**Supplied records:**

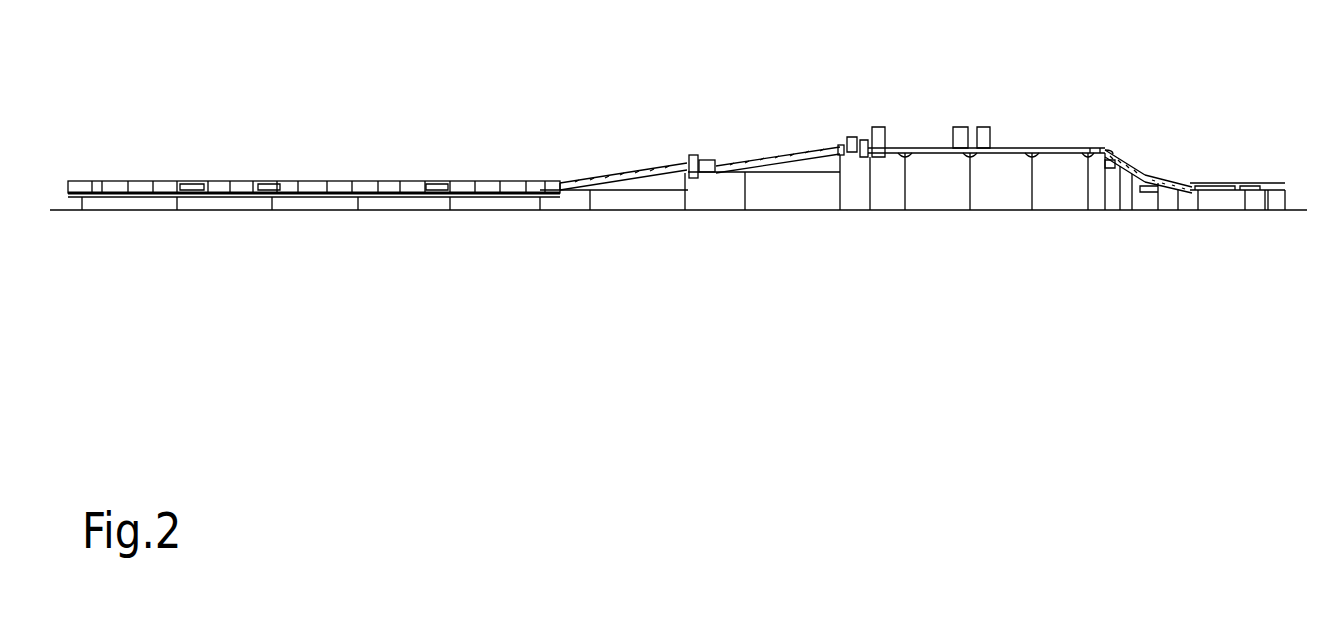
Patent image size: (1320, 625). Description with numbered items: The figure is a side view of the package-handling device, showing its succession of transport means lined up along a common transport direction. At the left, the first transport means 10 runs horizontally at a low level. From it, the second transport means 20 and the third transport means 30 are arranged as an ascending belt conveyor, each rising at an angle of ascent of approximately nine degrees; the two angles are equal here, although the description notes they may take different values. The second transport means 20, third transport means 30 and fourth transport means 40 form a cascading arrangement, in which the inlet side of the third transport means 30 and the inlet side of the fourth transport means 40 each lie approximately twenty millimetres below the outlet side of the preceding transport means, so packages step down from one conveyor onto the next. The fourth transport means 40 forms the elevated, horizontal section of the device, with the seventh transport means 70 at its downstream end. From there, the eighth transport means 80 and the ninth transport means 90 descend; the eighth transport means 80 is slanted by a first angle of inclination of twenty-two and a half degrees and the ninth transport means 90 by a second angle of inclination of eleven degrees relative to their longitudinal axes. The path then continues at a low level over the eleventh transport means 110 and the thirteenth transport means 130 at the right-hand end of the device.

The first transport means 10 is at (362, 180).
The second transport means 20 is at (630, 165).
The third transport means 30 is at (792, 150).
The fourth transport means 40 is at (930, 148).
The seventh transport means 70 is at (1080, 148).
The eighth transport means 80 is at (1133, 170).
The ninth transport means 90 is at (1172, 178).
The eleventh transport means 110 is at (1240, 182).
The thirteenth transport means 130 is at (1270, 210).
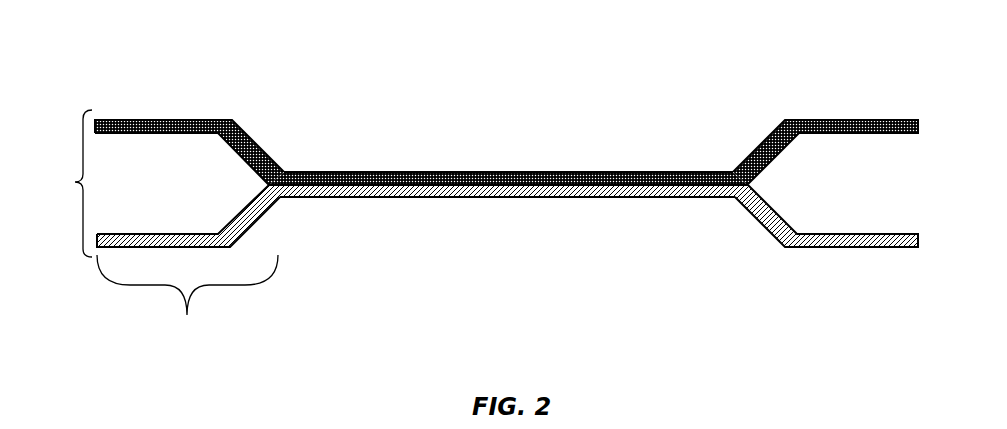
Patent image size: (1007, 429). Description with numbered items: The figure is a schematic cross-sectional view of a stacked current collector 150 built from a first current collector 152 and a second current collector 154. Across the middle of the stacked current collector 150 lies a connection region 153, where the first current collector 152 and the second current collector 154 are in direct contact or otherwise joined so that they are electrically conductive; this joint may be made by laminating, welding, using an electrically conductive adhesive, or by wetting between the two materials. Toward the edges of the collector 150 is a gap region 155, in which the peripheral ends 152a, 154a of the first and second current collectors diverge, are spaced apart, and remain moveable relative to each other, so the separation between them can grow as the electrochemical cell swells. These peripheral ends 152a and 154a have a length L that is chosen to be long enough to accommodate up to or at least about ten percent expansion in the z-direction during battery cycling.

**What this task involves:** Could you reproduce the rows above word for word, from the very first one through the line containing "The thirteenth transport means 130 is", inclusive, leaving the pictures out?

**Correct answer:**
Patent image size: (1320, 625). Description with numbered items: The figure is a side view of the package-handling device, showing its succession of transport means lined up along a common transport direction. At the left, the first transport means 10 runs horizontally at a low level. From it, the second transport means 20 and the third transport means 30 are arranged as an ascending belt conveyor, each rising at an angle of ascent of approximately nine degrees; the two angles are equal here, although the description notes they may take different values. The second transport means 20, third transport means 30 and fourth transport means 40 form a cascading arrangement, in which the inlet side of the third transport means 30 and the inlet side of the fourth transport means 40 each lie approximately twenty millimetres below the outlet side of the preceding transport means, so packages step down from one conveyor onto the next. The fourth transport means 40 forms the elevated, horizontal section of the device, with the seventh transport means 70 at its downstream end. From there, the eighth transport means 80 and the ninth transport means 90 descend; the eighth transport means 80 is slanted by a first angle of inclination of twenty-two and a half degrees and the ninth transport means 90 by a second angle of inclination of eleven degrees relative to their longitudinal axes. The path then continues at a low level over the eleventh transport means 110 and the thirteenth transport means 130 at the right-hand end of the device.

The first transport means 10 is at (362, 180).
The second transport means 20 is at (630, 165).
The third transport means 30 is at (792, 150).
The fourth transport means 40 is at (930, 148).
The seventh transport means 70 is at (1080, 148).
The eighth transport means 80 is at (1133, 170).
The ninth transport means 90 is at (1172, 178).
The eleventh transport means 110 is at (1240, 182).
The thirteenth transport means 130 is at (1270, 210).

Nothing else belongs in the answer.